> **TEXTO FORNECIDO**
......

No dia 29 de outubro de 2020 foi implementado o multiplicador pela Uber e que por esse motivo culminou grandes discórdias entre a empresa e os condutores.

terça-feira, 3 de agosto de 2021

Atualizado às 13:49

(Imagem: Arte Migalhas)

Esse é um dos entraves que geram grandes divergências acerca da remuneração dos serviços prestados pelos "parceiros" que laboram para empresas de plataformas digitais, sobretudo, para os motoristas que operam na Área Metropolitana de Lisboa, Portugal. Isso porque no dia 29 de outubro de 2020 foi implementado o multiplicador pela Uber e que por esse motivo culminou grandes discórdias entre a empresa e os condutores. Entretanto, para tentar "contornar" a situação a empresa de transporte lançou a Tarifa Automática no dia 30 de junho do corrente ano, em que os motoristas terão a opção de definir automaticamente ou não o multiplicador mais adequado para si. Ao ativar a opção tarifa automática, o condutor irá receber automaticamente viagens dentro de uma escala entre 0.7x e 2.0x, em intervalos de 0.1x.

E, como se não bastasse, a Uber mais uma vez implementou no dia 9 de junho do corrente ano um outro serviço chamado de UberX Saver, mas dessa vez abrangendo apenas os motoristas que prestam seus serviços no distrito do Porto, Portugal. O intuito da empresa é garantir que os "parceiros" possam realizar viagens a preços mais "acessíveis", ou seja, mais baixos nos horários e locais que se tem menos procura. Não há transparência quanto aos valores por parte da empresa, pois "os horários de funcionamento não são fixos", conforme pronunciamento da Uber.

No discurso empresarial, o objetivo seria ajudar os motoristas a terem rendimentos mesmo nos horários que se tem menos demanda pelos serviços. A concessão das vantagens oferecidas pela empresa pode ser interessante aos clientes e à própria Uber, mas extremamente danosa ao obreiro que, a despeito de todos os seus custos relacionados à atividade, precisa atender à demanda sob risco de ser bloqueado ou penalizado pela plataforma. Sem contar a total falta de transparência quanto à tarifa utilizada. Está claro que por trás de todas essas ofertas, o prejudicado é tão somente o próprio motorista, que terá seu valor de trabalho ainda mais reduzido, sem que reflita no rendimento da plataforma, que tem sua comissão inalterada em 25% (sobre o valor cheio).

......

> **TAREFAS PROPOSTAS**
- 1) Liste todas as medidas ou serviços que, segundo o texto sobre a Uber em Portugal, a empresa implementou ou lançou.
- 2) Retome o texto sobre a Uber em Portugal e escreva a continuação logo após a última frase apresentada.
Os dados não são necessários para resolver o que se pede.

> **TRECHO DOS DADOS**
......

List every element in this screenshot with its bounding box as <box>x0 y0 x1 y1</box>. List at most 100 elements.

......

> **RESULTADOS ESPERADOS**
- 1) O multiplicador, a Tarifa Automática e o UberX Saver.

- 2)
Mesmo diante do forte discurso ideológico de "flexibilidade" por parte da empresa, a qual apregoa que os motoristas poderiam alterar o preço das suas viagens, é a Uber que tem o poder de repassar semanalmente a contraprestação pecuniária aos motoristas, abatendo 25% em cada transação realizada. Nessa lógica, impõe um tarifário de acordo com seus interesses, sem qualquer transparência, participação, controle ou poder decisório por parte dos trabalhadores. Em comparação a outras plataformas, a Uber é a empresa que possui a comissão mais alta, enquanto a Bolt 20% e a FreeNow apossa-se de 20% mais IVA(o equivalente ao imposto ICMS).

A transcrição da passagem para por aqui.